Data records:
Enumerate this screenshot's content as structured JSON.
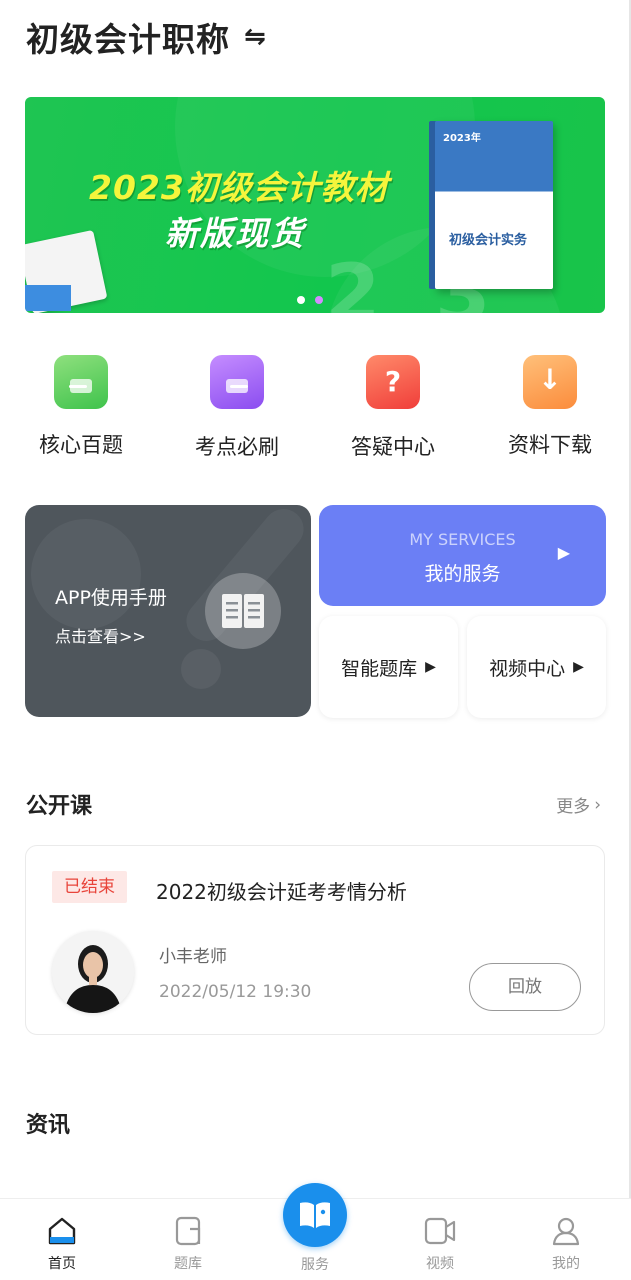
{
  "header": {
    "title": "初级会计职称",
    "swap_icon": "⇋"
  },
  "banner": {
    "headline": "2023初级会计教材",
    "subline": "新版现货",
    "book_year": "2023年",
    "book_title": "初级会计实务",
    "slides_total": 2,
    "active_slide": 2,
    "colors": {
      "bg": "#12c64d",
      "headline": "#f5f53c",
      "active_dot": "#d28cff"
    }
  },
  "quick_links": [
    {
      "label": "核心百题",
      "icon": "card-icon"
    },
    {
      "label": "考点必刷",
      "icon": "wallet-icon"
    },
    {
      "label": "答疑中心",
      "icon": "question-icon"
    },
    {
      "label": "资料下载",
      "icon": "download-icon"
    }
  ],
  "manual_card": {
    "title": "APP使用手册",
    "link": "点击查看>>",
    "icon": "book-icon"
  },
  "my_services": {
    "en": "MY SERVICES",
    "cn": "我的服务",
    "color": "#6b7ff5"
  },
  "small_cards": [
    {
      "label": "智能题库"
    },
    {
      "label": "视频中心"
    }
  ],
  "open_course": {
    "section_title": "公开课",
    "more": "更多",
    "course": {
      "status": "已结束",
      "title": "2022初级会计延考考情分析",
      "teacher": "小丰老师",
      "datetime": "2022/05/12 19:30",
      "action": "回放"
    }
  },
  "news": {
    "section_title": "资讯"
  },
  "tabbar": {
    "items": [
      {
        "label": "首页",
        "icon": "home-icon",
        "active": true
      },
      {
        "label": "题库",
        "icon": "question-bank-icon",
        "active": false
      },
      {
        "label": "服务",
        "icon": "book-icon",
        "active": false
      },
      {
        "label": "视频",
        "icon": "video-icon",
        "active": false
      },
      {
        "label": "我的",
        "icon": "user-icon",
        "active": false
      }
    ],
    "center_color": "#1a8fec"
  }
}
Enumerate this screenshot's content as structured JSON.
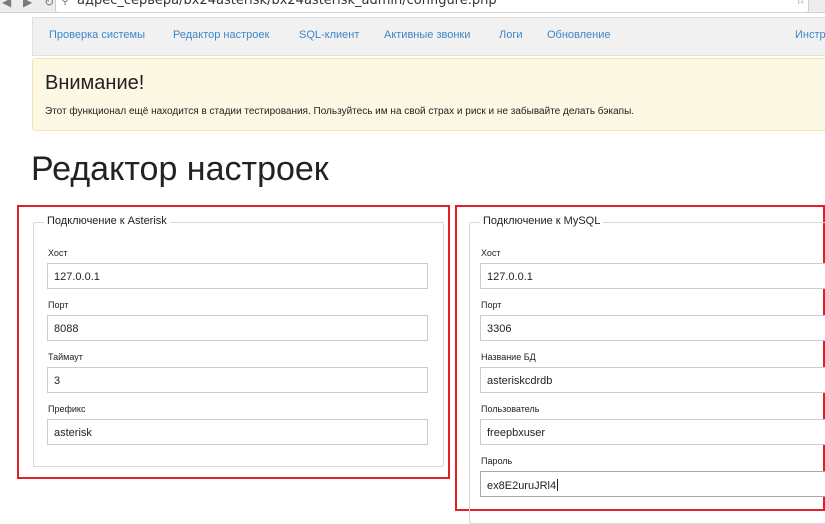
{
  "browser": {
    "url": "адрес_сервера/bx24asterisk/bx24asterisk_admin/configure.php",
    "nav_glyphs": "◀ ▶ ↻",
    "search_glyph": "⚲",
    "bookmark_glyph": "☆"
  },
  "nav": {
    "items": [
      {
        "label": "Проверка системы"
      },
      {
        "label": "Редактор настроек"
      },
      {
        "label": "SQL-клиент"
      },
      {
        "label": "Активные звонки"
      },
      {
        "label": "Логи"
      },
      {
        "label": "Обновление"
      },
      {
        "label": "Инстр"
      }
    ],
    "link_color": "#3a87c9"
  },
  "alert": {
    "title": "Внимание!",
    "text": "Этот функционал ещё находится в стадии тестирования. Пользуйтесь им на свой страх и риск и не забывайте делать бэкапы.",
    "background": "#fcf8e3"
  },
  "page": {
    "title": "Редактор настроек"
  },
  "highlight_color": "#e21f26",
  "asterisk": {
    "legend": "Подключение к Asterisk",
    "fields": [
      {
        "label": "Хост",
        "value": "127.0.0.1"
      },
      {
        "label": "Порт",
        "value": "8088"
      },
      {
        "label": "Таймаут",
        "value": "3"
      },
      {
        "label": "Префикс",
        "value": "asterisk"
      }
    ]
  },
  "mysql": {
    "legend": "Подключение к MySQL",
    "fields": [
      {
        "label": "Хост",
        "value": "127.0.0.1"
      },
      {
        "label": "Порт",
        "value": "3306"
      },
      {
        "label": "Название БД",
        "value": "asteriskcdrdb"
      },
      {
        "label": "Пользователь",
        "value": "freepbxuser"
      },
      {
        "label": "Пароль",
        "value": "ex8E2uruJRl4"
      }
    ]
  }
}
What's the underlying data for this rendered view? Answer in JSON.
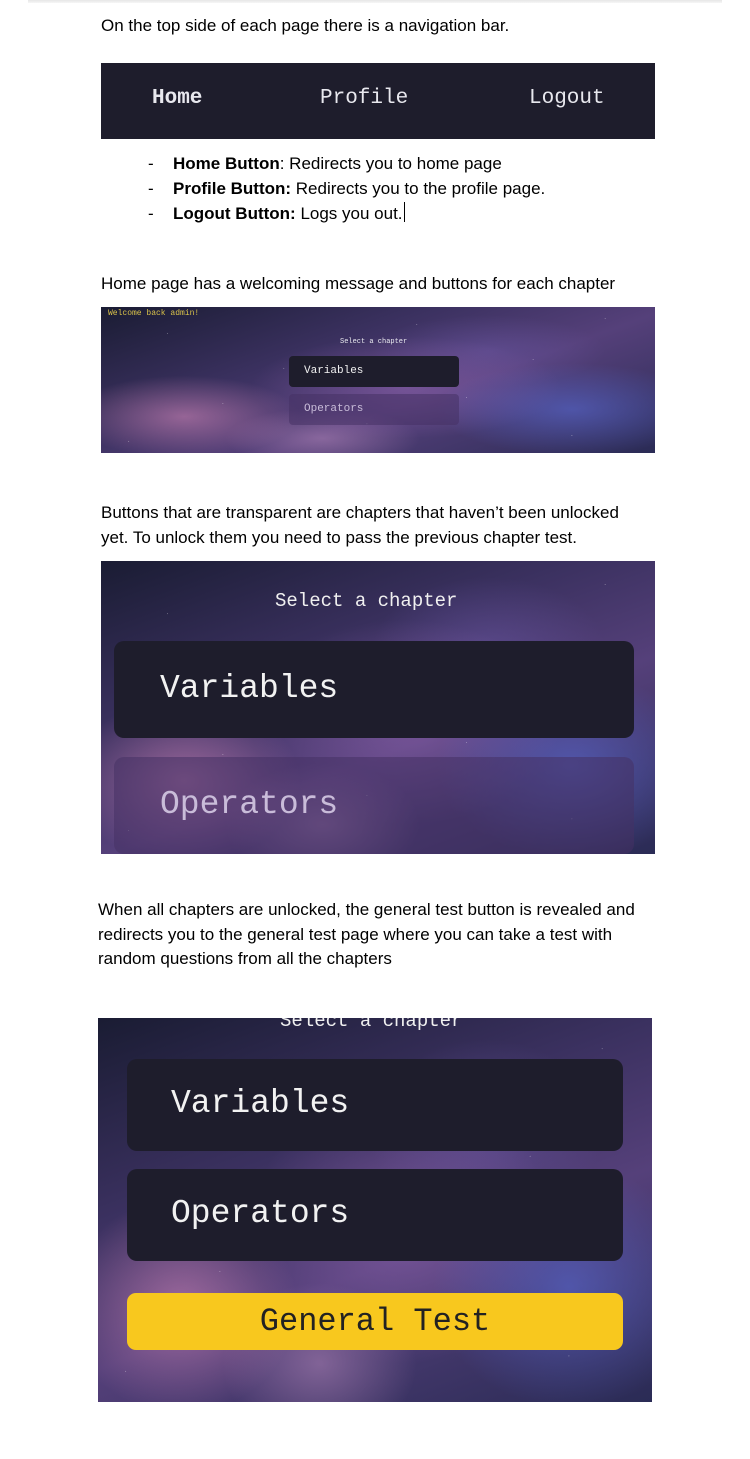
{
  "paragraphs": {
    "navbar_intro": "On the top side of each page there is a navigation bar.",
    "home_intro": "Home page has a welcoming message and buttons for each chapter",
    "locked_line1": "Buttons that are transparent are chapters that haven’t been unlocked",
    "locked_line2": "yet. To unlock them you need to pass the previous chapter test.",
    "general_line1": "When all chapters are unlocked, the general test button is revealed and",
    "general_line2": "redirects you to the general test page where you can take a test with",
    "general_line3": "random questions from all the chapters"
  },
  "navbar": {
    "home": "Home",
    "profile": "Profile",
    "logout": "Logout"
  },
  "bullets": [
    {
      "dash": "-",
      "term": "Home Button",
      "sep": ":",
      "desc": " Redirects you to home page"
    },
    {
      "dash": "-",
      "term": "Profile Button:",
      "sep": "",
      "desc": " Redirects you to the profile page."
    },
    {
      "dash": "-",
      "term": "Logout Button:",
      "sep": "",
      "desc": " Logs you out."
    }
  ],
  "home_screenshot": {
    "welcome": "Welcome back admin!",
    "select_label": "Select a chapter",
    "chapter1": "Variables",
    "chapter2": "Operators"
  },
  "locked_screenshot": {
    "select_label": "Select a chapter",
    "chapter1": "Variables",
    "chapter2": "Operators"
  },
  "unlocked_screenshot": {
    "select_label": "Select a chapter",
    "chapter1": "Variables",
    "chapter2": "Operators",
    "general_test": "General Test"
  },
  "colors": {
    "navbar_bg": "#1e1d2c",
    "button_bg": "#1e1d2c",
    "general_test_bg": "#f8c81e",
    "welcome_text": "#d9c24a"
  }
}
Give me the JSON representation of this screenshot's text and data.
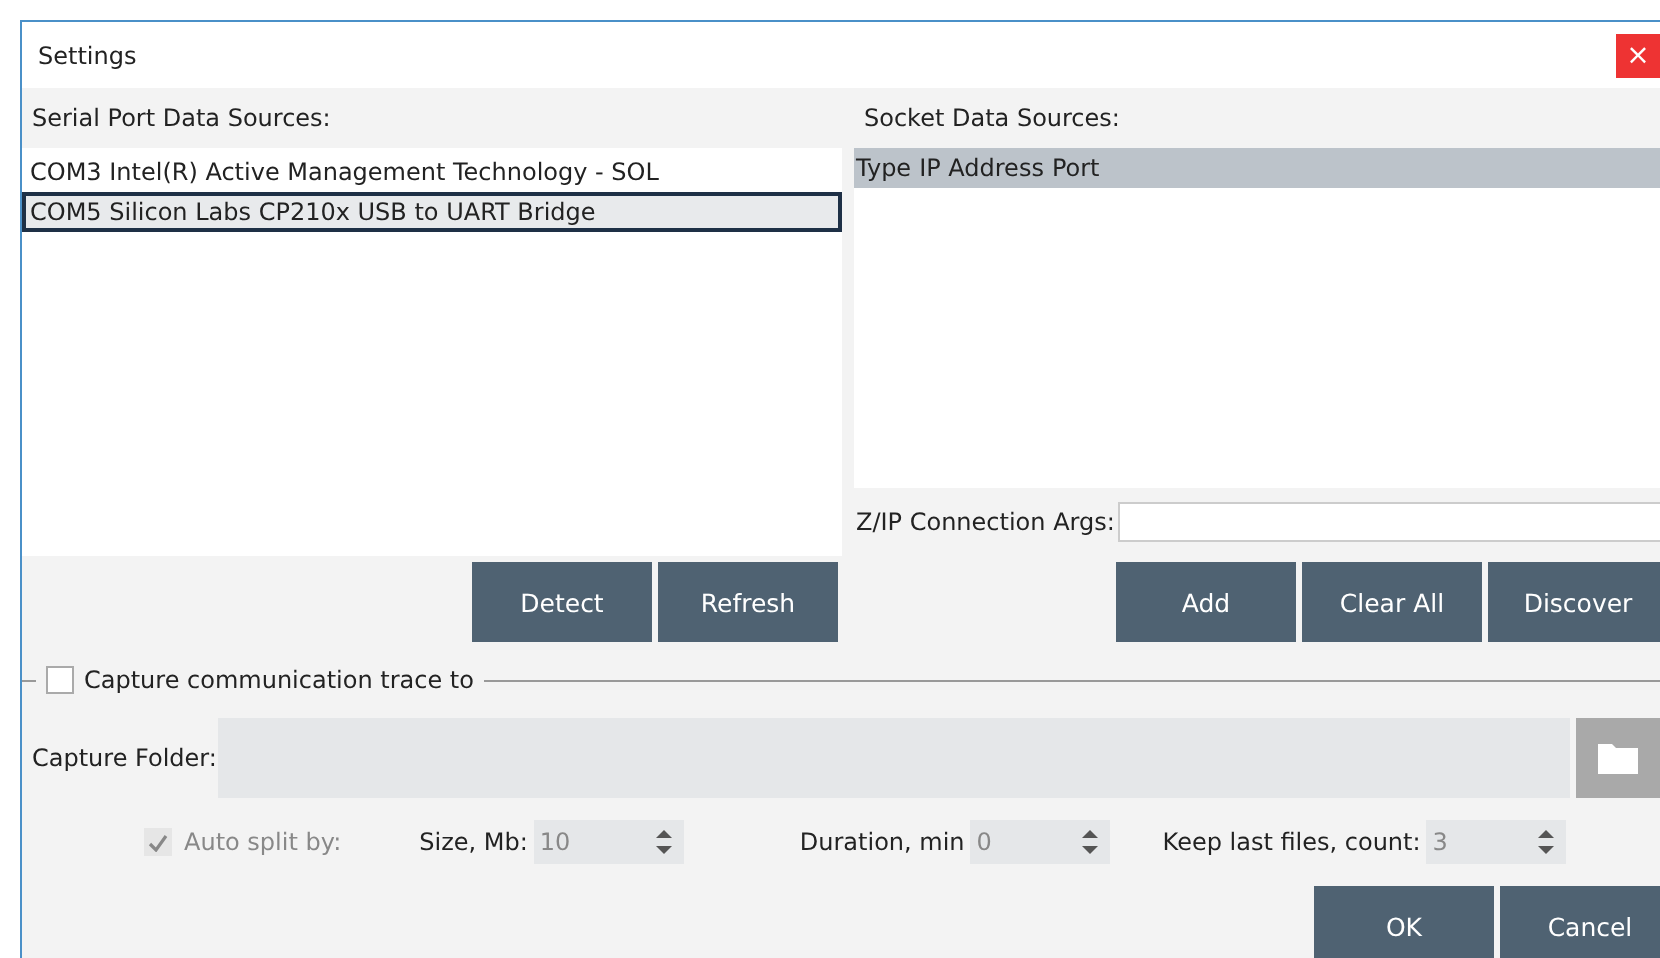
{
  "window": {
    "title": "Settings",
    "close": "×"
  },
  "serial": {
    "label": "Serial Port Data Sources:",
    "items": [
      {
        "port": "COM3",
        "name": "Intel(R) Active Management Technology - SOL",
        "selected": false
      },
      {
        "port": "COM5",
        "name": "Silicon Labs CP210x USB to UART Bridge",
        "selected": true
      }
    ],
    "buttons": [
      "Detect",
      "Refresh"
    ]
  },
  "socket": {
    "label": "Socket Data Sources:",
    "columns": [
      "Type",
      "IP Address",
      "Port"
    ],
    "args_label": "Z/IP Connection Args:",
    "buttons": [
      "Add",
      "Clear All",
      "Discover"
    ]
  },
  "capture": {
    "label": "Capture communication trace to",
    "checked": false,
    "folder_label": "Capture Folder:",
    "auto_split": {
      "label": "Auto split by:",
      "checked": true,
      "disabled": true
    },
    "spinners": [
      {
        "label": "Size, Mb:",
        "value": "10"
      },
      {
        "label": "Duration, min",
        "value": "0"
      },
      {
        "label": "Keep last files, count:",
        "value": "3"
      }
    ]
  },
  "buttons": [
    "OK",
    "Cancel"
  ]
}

*Aim*:
Return every line holding the word "desc" from the records.

*Answer*:
      "desc": " Redirects you to home page"
      "desc": " Redirects you to the profile page."
      "desc": " Logs you out."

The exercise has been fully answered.